Task instructions:
Transcribe each record exactly. Include every one.

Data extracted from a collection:
++++++++++

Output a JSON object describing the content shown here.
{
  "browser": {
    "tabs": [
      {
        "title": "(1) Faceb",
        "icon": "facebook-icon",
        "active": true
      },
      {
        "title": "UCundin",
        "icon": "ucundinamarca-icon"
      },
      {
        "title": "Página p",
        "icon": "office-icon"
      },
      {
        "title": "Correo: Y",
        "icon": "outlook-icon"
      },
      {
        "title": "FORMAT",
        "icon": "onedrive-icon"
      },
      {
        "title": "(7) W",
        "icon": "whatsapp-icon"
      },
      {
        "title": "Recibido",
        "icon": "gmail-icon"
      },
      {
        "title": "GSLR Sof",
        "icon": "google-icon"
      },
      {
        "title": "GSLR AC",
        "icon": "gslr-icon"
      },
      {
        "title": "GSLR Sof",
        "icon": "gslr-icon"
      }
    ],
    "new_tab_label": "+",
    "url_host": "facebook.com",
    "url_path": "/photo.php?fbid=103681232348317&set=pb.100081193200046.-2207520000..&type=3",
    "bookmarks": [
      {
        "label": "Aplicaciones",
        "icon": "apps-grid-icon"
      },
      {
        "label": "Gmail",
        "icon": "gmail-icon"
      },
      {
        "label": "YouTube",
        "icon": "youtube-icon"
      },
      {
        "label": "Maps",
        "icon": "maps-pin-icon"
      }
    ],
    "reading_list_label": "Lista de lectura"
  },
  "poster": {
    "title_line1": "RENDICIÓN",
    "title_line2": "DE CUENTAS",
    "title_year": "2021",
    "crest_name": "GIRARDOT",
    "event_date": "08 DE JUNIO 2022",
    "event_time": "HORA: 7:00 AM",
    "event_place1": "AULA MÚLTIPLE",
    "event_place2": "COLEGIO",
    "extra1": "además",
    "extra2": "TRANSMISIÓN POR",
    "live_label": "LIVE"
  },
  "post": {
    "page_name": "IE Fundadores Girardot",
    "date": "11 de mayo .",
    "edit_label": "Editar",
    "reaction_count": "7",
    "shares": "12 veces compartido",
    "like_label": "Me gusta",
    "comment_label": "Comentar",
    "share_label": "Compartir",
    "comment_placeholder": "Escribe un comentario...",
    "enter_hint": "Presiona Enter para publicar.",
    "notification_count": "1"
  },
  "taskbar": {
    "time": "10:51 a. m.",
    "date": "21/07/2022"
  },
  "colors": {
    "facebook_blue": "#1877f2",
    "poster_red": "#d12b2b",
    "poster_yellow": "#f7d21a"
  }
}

++++++++++

Complete response:
Output a JSON object describing the content shown here.
{
  "browser": {
    "tabs": [
      {
        "title": "(1) Faceb",
        "icon": "facebook-icon",
        "active": true
      },
      {
        "title": "UCundin",
        "icon": "ucundinamarca-icon"
      },
      {
        "title": "Página p",
        "icon": "office-icon"
      },
      {
        "title": "Correo: Y",
        "icon": "outlook-icon"
      },
      {
        "title": "FORMAT",
        "icon": "onedrive-icon"
      },
      {
        "title": "(7) W",
        "icon": "whatsapp-icon"
      },
      {
        "title": "Recibido",
        "icon": "gmail-icon"
      },
      {
        "title": "GSLR Sof",
        "icon": "google-icon"
      },
      {
        "title": "GSLR AC",
        "icon": "gslr-icon"
      },
      {
        "title": "GSLR Sof",
        "icon": "gslr-icon"
      }
    ],
    "new_tab_label": "+",
    "url_host": "facebook.com",
    "url_path": "/photo.php?fbid=103681232348317&set=pb.100081193200046.-2207520000..&type=3",
    "bookmarks": [
      {
        "label": "Aplicaciones",
        "icon": "apps-grid-icon"
      },
      {
        "label": "Gmail",
        "icon": "gmail-icon"
      },
      {
        "label": "YouTube",
        "icon": "youtube-icon"
      },
      {
        "label": "Maps",
        "icon": "maps-pin-icon"
      }
    ],
    "reading_list_label": "Lista de lectura"
  },
  "poster": {
    "title_line1": "RENDICIÓN",
    "title_line2": "DE CUENTAS",
    "title_year": "2021",
    "crest_name": "GIRARDOT",
    "event_date": "08 DE JUNIO 2022",
    "event_time": "HORA: 7:00 AM",
    "event_place1": "AULA MÚLTIPLE",
    "event_place2": "COLEGIO",
    "extra1": "además",
    "extra2": "TRANSMISIÓN POR",
    "live_label": "LIVE"
  },
  "post": {
    "page_name": "IE Fundadores Girardot",
    "date": "11 de mayo .",
    "edit_label": "Editar",
    "reaction_count": "7",
    "shares": "12 veces compartido",
    "like_label": "Me gusta",
    "comment_label": "Comentar",
    "share_label": "Compartir",
    "comment_placeholder": "Escribe un comentario...",
    "enter_hint": "Presiona Enter para publicar.",
    "notification_count": "1"
  },
  "taskbar": {
    "time": "10:51 a. m.",
    "date": "21/07/2022"
  },
  "colors": {
    "facebook_blue": "#1877f2",
    "poster_red": "#d12b2b",
    "poster_yellow": "#f7d21a"
  }
}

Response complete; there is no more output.